Exercise:
Of the lines in the data below, count the ones holding the string "научного", and answer with that number only.

(Items from a data source)

━━━

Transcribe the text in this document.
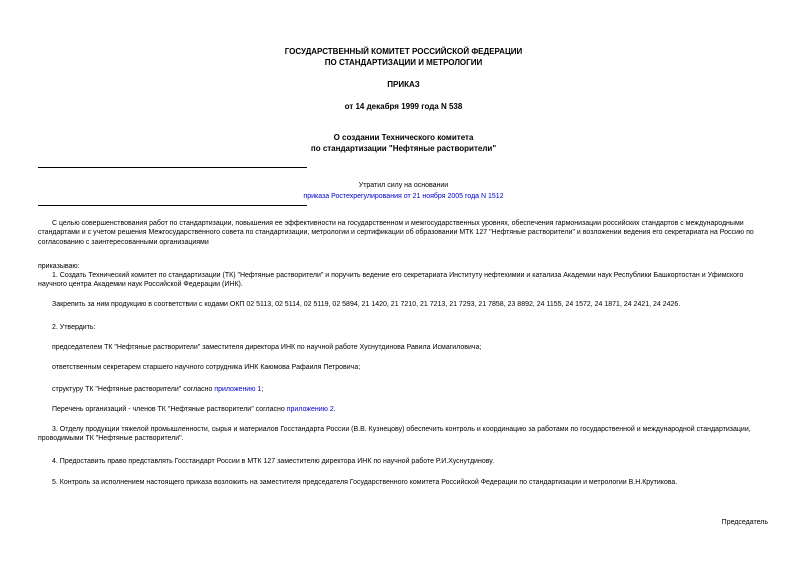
ГОСУДАРСТВЕННЫЙ КОМИТЕТ РОССИЙСКОЙ ФЕДЕРАЦИИ
ПО СТАНДАРТИЗАЦИИ И МЕТРОЛОГИИ
ПРИКАЗ
от 14 декабря 1999 года N 538
О создании Технического комитета
по стандартизации "Нефтяные растворители"
Утратил силу на основании
приказа Ростехрегулирования от 21 ноября 2005 года N 1512
С целью совершенствования работ по стандартизации, повышения ее эффективности на государственном и межгосударственных уровнях, обеспечения гармонизации российских стандартов с международными стандартами и с учетом решения Межгосударственного совета по стандартизации, метрологии и сертификации об образовании МТК 127 "Нефтяные растворители" и возложении ведения его секретариата на Россию по согласованию с заинтересованными организациями
приказываю:
1. Создать Технический комитет по стандартизации (ТК) "Нефтяные растворители" и поручить ведение его секретариата Институту нефтехимии и катализа Академии наук Республики Башкортостан и Уфимского научного центра Академии наук Российской Федерации (ИНК).
Закрепить за ним продукцию в соответствии с кодами ОКП 02 5113, 02 5114, 02 5119, 02 5894, 21 1420, 21 7210, 21 7213, 21 7293, 21 7858, 23 8892, 24 1155, 24 1572, 24 1871, 24 2421, 24 2426.
2. Утвердить:
председателем ТК "Нефтяные растворители" заместителя директора ИНК по научной работе Хуснутдинова Равила Исмагиловича;
ответственным секретарем старшего научного сотрудника ИНК Каюмова Рафаиля Петровича;
структуру ТК "Нефтяные растворители" согласно приложению 1;
Перечень организаций - членов ТК "Нефтяные растворители" согласно приложению 2.
3. Отделу продукции тяжелой промышленности, сырья и материалов Госстандарта России (В.В. Кузнецову) обеспечить контроль и координацию за работами по государственной и международной стандартизации, проводимыми ТК "Нефтяные растворители".
4. Предоставить право представлять Госстандарт России в МТК 127 заместителю директора ИНК по научной работе Р.И.Хуснутдинову.
5. Контроль за исполнением настоящего приказа возложить на заместителя председателя Государственного комитета Российской Федерации по стандартизации и метрологии В.Н.Крутикова.
Председатель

━━━

Response below:
2